SHORT PROBLEM: Select every line below containing the word "Полонка".
>>>
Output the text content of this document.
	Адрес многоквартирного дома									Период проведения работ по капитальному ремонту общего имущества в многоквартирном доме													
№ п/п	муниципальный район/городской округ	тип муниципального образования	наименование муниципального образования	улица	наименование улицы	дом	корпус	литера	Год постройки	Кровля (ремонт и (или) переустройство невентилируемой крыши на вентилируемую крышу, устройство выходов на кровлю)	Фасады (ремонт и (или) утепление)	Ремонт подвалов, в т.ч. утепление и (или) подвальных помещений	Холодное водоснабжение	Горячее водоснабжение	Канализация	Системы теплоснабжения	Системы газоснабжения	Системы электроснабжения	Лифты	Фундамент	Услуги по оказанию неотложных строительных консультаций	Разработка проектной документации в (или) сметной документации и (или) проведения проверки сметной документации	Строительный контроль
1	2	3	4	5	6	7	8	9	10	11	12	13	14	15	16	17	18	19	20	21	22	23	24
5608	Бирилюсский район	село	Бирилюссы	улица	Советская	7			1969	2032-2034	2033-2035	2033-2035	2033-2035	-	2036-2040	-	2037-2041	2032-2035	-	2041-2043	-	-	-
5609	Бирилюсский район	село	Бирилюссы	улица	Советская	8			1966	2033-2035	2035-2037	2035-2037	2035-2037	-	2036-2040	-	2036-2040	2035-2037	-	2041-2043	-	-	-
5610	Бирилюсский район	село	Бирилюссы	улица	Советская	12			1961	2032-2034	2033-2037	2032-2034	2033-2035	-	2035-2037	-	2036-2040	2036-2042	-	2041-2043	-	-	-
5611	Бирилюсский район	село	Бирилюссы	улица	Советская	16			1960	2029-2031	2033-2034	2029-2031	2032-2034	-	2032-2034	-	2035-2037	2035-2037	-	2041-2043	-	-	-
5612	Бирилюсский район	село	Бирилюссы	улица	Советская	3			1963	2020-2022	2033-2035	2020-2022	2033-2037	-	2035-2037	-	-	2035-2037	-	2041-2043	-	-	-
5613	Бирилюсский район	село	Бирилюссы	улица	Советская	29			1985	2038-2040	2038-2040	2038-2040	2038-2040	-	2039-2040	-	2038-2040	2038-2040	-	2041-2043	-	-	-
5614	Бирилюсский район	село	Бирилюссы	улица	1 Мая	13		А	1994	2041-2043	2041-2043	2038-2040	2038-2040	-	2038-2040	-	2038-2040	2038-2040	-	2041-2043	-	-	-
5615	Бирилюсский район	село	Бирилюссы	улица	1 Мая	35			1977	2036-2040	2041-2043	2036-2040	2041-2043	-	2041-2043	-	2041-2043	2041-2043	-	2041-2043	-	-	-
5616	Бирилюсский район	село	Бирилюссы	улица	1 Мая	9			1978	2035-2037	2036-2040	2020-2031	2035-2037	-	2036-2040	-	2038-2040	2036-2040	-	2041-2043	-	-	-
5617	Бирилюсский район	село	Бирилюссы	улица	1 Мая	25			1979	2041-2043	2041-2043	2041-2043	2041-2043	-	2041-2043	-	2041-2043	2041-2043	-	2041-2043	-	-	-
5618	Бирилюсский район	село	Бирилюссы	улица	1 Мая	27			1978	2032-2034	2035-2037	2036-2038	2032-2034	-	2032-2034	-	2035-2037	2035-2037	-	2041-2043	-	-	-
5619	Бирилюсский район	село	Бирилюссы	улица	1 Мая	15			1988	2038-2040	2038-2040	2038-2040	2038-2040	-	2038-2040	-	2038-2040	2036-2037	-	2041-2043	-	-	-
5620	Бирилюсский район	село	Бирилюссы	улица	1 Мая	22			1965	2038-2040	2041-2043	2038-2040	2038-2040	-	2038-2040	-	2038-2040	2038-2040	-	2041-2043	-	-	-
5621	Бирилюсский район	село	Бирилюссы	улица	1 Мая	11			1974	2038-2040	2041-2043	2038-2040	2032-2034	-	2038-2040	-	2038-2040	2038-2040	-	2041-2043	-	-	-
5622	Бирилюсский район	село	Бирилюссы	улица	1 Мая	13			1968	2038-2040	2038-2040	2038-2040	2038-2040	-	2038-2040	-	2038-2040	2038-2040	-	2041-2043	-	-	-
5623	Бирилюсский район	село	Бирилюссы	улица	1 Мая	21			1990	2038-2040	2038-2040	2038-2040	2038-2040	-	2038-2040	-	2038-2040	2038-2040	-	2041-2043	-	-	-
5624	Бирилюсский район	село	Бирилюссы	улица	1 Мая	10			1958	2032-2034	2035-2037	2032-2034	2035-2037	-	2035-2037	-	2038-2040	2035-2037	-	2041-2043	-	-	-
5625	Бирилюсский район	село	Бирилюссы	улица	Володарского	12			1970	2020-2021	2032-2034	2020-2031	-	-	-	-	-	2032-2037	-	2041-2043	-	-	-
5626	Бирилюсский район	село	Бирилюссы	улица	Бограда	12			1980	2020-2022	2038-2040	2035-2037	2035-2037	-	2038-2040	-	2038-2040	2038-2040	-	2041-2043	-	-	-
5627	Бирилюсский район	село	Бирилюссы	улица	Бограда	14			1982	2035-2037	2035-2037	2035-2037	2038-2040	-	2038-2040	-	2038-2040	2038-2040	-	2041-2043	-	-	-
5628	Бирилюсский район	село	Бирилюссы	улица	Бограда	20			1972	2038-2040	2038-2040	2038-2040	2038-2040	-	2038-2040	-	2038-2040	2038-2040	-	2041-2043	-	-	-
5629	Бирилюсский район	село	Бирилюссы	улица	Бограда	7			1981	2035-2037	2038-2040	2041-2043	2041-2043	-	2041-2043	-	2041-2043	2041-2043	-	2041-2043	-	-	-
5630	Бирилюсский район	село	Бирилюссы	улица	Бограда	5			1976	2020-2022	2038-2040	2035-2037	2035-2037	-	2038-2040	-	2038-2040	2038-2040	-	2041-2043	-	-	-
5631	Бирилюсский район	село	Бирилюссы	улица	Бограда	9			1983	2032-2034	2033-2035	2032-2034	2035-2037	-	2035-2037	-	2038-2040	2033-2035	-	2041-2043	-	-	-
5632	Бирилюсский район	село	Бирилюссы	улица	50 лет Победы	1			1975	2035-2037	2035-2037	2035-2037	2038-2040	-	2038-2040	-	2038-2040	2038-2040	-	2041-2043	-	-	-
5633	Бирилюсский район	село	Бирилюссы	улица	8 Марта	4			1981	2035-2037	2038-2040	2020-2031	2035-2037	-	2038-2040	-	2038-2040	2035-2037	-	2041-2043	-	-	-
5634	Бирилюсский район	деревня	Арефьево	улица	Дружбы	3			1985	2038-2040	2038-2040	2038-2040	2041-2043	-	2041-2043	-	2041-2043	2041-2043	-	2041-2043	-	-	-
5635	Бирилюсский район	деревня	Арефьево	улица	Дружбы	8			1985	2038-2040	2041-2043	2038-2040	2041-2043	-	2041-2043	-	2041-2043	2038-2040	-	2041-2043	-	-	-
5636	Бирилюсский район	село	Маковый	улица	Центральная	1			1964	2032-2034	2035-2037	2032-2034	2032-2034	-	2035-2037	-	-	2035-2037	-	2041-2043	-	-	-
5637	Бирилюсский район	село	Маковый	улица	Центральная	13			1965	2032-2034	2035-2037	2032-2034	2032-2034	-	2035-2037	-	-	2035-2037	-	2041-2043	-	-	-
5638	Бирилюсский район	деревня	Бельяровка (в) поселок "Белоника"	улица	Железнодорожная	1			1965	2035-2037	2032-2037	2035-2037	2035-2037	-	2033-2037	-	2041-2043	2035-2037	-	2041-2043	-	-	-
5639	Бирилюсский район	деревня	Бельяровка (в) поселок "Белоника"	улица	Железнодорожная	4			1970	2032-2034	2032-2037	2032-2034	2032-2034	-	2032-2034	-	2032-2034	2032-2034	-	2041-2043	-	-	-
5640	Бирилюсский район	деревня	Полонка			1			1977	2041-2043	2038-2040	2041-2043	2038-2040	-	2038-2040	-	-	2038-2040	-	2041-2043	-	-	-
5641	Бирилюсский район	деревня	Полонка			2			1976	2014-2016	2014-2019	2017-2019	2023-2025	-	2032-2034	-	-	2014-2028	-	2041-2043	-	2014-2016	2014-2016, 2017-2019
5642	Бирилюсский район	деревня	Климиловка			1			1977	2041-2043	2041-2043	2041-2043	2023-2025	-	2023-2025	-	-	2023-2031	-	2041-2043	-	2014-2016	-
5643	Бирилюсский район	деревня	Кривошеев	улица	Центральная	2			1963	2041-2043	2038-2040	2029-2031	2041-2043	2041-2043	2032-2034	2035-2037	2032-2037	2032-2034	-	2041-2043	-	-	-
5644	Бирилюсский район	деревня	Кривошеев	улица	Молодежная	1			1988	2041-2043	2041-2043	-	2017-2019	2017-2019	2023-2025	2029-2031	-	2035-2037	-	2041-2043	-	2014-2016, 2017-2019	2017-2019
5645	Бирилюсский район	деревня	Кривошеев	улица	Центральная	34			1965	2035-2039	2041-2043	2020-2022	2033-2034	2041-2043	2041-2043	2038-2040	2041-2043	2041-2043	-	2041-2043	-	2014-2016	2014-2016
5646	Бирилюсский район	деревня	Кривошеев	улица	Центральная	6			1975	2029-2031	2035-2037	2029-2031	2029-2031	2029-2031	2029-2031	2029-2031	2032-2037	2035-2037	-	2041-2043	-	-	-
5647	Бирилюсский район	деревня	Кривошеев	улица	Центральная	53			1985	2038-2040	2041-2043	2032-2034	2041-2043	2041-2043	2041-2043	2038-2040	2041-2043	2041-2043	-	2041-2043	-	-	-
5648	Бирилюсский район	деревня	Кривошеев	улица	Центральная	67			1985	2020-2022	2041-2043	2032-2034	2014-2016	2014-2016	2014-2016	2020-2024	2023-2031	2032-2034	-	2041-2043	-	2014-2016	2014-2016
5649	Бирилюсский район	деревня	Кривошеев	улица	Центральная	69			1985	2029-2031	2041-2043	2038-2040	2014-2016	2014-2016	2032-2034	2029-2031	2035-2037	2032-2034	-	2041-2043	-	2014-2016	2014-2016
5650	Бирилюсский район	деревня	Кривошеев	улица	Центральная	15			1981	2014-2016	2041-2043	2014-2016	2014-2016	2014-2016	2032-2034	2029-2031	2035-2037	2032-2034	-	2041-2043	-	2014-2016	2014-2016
<<<
COMPLETE RESPONSE:
5640	Бирилюсский район	деревня	Полонка			1			1977	2041-2043	2038-2040	2041-2043	2038-2040	-	2038-2040	-	-	2038-2040	-	2041-2043	-	-	-
5641	Бирилюсский район	деревня	Полонка			2			1976	2014-2016	2014-2019	2017-2019	2023-2025	-	2032-2034	-	-	2014-2028	-	2041-2043	-	2014-2016	2014-2016, 2017-2019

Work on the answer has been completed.